TASK DIRECTIONS: Reproduce each line exactly.

DATASET RECORDS:
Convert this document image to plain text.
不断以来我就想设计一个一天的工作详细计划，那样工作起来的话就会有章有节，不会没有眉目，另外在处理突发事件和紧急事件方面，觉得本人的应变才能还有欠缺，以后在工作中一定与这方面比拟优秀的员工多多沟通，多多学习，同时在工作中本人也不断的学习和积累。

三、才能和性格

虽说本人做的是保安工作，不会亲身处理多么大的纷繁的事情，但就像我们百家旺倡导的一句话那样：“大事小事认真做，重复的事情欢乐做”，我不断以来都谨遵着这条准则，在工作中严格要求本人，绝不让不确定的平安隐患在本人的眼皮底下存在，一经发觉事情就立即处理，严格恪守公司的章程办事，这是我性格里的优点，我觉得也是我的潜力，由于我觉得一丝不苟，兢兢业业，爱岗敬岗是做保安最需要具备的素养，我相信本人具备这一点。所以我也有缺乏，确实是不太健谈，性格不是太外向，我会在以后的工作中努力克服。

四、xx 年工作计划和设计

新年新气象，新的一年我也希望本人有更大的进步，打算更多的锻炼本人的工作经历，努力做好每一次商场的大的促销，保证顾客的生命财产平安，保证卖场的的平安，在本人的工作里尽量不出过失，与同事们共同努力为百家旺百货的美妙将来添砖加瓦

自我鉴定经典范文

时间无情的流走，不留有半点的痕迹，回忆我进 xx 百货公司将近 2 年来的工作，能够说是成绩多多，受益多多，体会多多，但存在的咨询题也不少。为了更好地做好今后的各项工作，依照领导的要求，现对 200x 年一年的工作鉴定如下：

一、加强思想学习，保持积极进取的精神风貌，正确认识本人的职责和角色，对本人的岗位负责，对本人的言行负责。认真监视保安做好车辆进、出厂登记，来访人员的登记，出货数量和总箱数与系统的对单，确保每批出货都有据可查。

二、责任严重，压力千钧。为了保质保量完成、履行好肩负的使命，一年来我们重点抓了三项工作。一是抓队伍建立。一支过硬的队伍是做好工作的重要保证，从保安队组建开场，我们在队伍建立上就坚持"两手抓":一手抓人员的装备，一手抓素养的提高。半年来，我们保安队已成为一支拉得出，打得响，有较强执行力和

EXERCISE OUTPUT:
Convert this document image to plain text.
不断以来我就想设计一个一天的工作详细计划，那样工作起来的话就会有章有节，不会没有眉目，另外在处理突发事件和紧急事件方面，觉得本人的应变才能还有欠缺，以后在工作中一定与这方面比拟优秀的员工多多沟通，多多学习，同时在工作中本人也不断的学习和积累。

三、才能和性格

虽说本人做的是保安工作，不会亲身处理多么大的纷繁的事情，但就像我们百家旺倡导的一句话那样：“大事小事认真做，重复的事情欢乐做”，我不断以来都谨遵着这条准则，在工作中严格要求本人，绝不让不确定的平安隐患在本人的眼皮底下存在，一经发觉事情就立即处理，严格恪守公司的章程办事，这是我性格里的优点，我觉得也是我的潜力，由于我觉得一丝不苟，兢兢业业，爱岗敬岗是做保安最需要具备的素养，我相信本人具备这一点。所以我也有缺乏，确实是不太健谈，性格不是太外向，我会在以后的工作中努力克服。

四、xx 年工作计划和设计

新年新气象，新的一年我也希望本人有更大的进步，打算更多的锻炼本人的工作经历，努力做好每一次商场的大的促销，保证顾客的生命财产平安，保证卖场的的平安，在本人的工作里尽量不出过失，与同事们共同努力为百家旺百货的美妙将来添砖加瓦

自我鉴定经典范文

时间无情的流走，不留有半点的痕迹，回忆我进 xx 百货公司将近 2 年来的工作，能够说是成绩多多，受益多多，体会多多，但存在的咨询题也不少。为了更好地做好今后的各项工作，依照领导的要求，现对 200x 年一年的工作鉴定如下：

一、加强思想学习，保持积极进取的精神风貌，正确认识本人的职责和角色，对本人的岗位负责，对本人的言行负责。认真监视保安做好车辆进、出厂登记，来访人员的登记，出货数量和总箱数与系统的对单，确保每批出货都有据可查。

二、责任严重，压力千钧。为了保质保量完成、履行好肩负的使命，一年来我们重点抓了三项工作。一是抓队伍建立。一支过硬的队伍是做好工作的重要保证，从保安队组建开场，我们在队伍建立上就坚持"两手抓":一手抓人员的装备，一手抓素养的提高。半年来，我们保安队已成为一支拉得出，打得响，有较强执行力和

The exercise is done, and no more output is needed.